Task prompt: Print exactly the lines from the one containing "Output the text content of this document." through the last line of the listing, both included.
#### Dataset excerpts
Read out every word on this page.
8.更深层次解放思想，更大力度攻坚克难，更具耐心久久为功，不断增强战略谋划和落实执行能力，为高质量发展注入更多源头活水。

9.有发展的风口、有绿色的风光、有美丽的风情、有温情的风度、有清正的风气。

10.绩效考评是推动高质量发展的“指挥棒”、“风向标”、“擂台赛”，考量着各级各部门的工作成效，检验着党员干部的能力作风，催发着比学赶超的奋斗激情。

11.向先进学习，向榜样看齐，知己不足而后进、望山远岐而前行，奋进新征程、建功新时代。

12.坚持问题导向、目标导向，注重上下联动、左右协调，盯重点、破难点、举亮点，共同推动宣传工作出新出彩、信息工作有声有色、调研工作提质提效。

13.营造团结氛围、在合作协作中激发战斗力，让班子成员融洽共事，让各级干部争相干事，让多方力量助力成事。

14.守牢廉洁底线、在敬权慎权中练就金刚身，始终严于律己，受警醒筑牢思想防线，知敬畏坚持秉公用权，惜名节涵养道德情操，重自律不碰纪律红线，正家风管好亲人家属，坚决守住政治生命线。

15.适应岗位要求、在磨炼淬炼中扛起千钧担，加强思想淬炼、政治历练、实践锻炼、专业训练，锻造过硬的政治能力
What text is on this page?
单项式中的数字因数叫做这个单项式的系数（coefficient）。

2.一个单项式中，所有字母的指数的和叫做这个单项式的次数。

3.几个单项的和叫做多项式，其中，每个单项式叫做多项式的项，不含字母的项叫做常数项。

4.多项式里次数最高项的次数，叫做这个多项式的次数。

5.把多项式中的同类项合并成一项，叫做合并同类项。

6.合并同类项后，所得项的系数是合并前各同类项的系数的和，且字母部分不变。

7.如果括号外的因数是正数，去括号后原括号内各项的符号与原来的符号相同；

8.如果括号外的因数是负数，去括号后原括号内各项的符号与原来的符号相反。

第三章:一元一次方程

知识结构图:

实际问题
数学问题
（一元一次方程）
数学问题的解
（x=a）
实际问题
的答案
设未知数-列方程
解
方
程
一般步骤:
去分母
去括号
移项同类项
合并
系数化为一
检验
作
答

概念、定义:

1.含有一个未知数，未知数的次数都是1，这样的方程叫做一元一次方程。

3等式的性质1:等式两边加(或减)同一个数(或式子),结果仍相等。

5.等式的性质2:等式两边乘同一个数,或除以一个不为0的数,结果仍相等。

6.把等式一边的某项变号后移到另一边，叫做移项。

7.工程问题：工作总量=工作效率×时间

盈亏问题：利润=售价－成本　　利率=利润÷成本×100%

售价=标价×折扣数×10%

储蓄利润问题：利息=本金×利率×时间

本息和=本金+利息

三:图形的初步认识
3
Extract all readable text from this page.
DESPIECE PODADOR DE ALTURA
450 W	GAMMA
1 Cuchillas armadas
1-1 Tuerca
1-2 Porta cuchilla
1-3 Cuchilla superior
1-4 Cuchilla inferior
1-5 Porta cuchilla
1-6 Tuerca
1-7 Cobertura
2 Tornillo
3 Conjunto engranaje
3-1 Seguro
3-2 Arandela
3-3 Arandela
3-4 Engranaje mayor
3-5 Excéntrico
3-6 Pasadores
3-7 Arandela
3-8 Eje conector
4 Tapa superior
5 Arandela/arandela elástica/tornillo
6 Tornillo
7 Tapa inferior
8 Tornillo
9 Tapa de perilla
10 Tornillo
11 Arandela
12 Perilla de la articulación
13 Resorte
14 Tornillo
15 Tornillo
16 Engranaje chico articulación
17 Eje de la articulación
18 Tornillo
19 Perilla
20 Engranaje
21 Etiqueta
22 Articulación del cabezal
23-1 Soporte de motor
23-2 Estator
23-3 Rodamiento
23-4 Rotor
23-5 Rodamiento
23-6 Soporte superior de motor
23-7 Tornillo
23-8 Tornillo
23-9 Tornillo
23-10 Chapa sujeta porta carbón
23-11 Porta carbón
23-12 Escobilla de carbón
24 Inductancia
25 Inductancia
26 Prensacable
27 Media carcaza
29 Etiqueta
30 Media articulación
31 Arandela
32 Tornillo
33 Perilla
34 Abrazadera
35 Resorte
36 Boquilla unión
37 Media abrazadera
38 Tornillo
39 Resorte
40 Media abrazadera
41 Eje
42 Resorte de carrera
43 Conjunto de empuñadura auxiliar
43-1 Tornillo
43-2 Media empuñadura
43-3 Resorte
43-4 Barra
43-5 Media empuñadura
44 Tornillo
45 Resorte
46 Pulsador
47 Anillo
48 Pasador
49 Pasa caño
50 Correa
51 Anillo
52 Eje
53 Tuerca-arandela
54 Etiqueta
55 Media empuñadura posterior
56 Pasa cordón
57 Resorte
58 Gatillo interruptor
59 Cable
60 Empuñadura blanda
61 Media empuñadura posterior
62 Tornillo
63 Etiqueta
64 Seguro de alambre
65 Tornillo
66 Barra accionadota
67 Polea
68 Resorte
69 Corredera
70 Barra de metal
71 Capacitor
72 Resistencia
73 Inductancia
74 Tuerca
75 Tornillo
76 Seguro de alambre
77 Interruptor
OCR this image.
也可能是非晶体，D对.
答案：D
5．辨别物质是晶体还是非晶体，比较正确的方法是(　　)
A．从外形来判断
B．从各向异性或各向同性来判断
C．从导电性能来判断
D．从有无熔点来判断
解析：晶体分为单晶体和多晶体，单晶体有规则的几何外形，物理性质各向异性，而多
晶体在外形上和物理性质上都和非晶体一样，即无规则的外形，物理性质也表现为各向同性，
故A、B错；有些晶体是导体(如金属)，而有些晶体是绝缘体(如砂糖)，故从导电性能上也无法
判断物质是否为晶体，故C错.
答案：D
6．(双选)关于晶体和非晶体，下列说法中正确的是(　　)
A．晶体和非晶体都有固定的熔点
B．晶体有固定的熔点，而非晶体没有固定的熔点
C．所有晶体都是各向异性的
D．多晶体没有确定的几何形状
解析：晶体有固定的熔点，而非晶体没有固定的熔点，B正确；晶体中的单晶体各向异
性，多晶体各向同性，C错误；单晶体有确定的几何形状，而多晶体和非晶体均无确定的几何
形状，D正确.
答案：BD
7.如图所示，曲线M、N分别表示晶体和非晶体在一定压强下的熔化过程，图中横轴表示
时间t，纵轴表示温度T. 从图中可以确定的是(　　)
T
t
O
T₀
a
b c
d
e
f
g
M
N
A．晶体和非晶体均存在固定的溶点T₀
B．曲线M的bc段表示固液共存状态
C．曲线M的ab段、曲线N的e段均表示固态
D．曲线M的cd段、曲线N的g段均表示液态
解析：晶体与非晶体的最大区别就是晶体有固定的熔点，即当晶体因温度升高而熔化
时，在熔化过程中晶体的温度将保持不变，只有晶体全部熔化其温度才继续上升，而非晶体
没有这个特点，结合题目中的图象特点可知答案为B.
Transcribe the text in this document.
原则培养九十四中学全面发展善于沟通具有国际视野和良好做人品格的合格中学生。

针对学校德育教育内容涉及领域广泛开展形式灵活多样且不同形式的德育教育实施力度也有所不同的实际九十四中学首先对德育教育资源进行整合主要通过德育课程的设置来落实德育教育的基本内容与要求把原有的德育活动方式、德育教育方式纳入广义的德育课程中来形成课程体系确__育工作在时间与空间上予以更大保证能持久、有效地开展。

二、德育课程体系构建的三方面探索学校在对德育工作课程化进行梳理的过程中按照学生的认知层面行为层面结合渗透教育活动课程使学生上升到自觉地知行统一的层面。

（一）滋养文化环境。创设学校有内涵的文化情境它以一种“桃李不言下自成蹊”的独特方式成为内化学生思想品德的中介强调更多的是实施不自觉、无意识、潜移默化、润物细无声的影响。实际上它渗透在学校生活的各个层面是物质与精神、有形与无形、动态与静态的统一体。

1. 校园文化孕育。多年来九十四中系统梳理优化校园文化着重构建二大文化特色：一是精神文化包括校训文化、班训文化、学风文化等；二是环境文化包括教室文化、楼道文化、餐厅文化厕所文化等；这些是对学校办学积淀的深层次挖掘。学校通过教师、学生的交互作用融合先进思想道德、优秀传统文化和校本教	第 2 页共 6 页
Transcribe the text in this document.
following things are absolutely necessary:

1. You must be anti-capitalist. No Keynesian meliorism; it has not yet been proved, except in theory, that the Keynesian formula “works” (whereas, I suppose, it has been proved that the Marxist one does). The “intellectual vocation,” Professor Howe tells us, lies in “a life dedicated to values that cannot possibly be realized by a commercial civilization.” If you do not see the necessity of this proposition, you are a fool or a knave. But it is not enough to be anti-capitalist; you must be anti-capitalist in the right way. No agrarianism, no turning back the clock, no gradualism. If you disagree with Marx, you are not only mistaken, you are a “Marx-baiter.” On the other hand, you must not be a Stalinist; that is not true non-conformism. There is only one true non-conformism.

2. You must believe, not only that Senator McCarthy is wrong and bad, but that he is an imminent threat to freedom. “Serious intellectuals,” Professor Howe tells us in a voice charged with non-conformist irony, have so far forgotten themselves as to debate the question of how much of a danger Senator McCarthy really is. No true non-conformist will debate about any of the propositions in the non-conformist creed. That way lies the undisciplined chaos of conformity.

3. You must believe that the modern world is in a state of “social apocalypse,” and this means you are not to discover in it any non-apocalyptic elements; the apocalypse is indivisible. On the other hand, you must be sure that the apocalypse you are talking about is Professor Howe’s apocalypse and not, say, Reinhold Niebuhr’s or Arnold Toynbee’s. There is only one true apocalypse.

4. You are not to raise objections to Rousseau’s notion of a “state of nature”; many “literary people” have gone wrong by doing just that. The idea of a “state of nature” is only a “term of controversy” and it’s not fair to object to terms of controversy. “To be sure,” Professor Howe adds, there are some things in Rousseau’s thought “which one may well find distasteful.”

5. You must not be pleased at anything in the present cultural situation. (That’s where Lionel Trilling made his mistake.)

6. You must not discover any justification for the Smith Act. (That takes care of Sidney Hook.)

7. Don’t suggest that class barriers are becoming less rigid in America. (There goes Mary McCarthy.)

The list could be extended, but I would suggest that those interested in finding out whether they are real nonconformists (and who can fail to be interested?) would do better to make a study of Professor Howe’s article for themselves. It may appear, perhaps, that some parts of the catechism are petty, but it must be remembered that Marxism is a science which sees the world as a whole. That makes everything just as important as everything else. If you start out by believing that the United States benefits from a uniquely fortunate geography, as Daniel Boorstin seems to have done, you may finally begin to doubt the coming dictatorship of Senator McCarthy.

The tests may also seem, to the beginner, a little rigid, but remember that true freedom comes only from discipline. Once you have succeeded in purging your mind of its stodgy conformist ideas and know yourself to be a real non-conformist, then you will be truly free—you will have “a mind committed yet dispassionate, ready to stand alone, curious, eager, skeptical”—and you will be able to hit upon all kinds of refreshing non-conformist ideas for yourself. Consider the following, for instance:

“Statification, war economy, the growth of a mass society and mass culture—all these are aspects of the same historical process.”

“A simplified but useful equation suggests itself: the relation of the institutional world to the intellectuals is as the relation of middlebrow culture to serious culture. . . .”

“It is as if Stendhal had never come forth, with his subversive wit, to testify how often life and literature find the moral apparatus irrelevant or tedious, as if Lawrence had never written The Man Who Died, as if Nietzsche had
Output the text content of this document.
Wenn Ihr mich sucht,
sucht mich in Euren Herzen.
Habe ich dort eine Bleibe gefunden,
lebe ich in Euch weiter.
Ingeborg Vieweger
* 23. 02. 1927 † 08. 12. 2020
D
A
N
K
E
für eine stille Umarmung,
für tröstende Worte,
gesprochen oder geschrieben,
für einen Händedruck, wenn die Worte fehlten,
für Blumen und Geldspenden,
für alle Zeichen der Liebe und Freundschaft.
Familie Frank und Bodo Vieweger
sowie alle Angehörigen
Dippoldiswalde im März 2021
########
Response below:
Output the text content of this document.
Wenn Ihr mich sucht,
sucht mich in Euren Herzen.
Habe ich dort eine Bleibe gefunden,
lebe ich in Euch weiter.
Ingeborg Vieweger
* 23. 02. 1927 † 08. 12. 2020
D
A
N
K
E
für eine stille Umarmung,
für tröstende Worte,
gesprochen oder geschrieben,
für einen Händedruck, wenn die Worte fehlten,
für Blumen und Geldspenden,
für alle Zeichen der Liebe und Freundschaft.
Familie Frank und Bodo Vieweger
sowie alle Angehörigen
Dippoldiswalde im März 2021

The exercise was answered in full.